*Assignment*: Nothing should differ. Repeat every record as written.
---
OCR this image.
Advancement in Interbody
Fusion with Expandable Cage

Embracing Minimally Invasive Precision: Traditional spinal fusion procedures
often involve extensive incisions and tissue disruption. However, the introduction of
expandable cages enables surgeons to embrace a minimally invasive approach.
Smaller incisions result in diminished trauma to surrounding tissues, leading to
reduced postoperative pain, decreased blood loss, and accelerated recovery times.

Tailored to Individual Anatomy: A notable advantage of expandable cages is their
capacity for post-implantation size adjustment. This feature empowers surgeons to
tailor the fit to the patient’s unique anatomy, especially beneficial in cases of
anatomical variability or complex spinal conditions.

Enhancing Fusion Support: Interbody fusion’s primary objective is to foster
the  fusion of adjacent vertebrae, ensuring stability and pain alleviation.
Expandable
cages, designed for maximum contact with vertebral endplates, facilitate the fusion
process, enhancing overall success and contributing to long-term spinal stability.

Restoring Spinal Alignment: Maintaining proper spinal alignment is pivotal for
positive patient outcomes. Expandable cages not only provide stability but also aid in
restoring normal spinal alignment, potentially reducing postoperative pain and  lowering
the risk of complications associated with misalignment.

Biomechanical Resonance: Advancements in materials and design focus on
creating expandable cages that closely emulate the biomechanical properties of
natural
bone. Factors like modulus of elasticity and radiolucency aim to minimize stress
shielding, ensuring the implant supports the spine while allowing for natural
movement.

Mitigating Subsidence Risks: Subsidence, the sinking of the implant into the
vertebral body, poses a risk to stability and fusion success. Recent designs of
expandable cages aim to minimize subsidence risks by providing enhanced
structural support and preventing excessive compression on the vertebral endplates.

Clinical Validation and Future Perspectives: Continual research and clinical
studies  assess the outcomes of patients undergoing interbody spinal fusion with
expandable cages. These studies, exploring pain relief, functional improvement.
---
*Exercise solution*:
OCR this image.
Advancement in Interbody
Fusion with Expandable Cage

Embracing Minimally Invasive Precision: Traditional spinal fusion procedures
often involve extensive incisions and tissue disruption. However, the introduction of
expandable cages enables surgeons to embrace a minimally invasive approach.
Smaller incisions result in diminished trauma to surrounding tissues, leading to
reduced postoperative pain, decreased blood loss, and accelerated recovery times.

Tailored to Individual Anatomy: A notable advantage of expandable cages is their
capacity for post-implantation size adjustment. This feature empowers surgeons to
tailor the fit to the patient’s unique anatomy, especially beneficial in cases of
anatomical variability or complex spinal conditions.

Enhancing Fusion Support: Interbody fusion’s primary objective is to foster
the  fusion of adjacent vertebrae, ensuring stability and pain alleviation.
Expandable
cages, designed for maximum contact with vertebral endplates, facilitate the fusion
process, enhancing overall success and contributing to long-term spinal stability.

Restoring Spinal Alignment: Maintaining proper spinal alignment is pivotal for
positive patient outcomes. Expandable cages not only provide stability but also aid in
restoring normal spinal alignment, potentially reducing postoperative pain and  lowering
the risk of complications associated with misalignment.

Biomechanical Resonance: Advancements in materials and design focus on
creating expandable cages that closely emulate the biomechanical properties of
natural
bone. Factors like modulus of elasticity and radiolucency aim to minimize stress
shielding, ensuring the implant supports the spine while allowing for natural
movement.

Mitigating Subsidence Risks: Subsidence, the sinking of the implant into the
vertebral body, poses a risk to stability and fusion success. Recent designs of
expandable cages aim to minimize subsidence risks by providing enhanced
structural support and preventing excessive compression on the vertebral endplates.

Clinical Validation and Future Perspectives: Continual research and clinical
studies  assess the outcomes of patients undergoing interbody spinal fusion with
expandable cages. These studies, exploring pain relief, functional improvement.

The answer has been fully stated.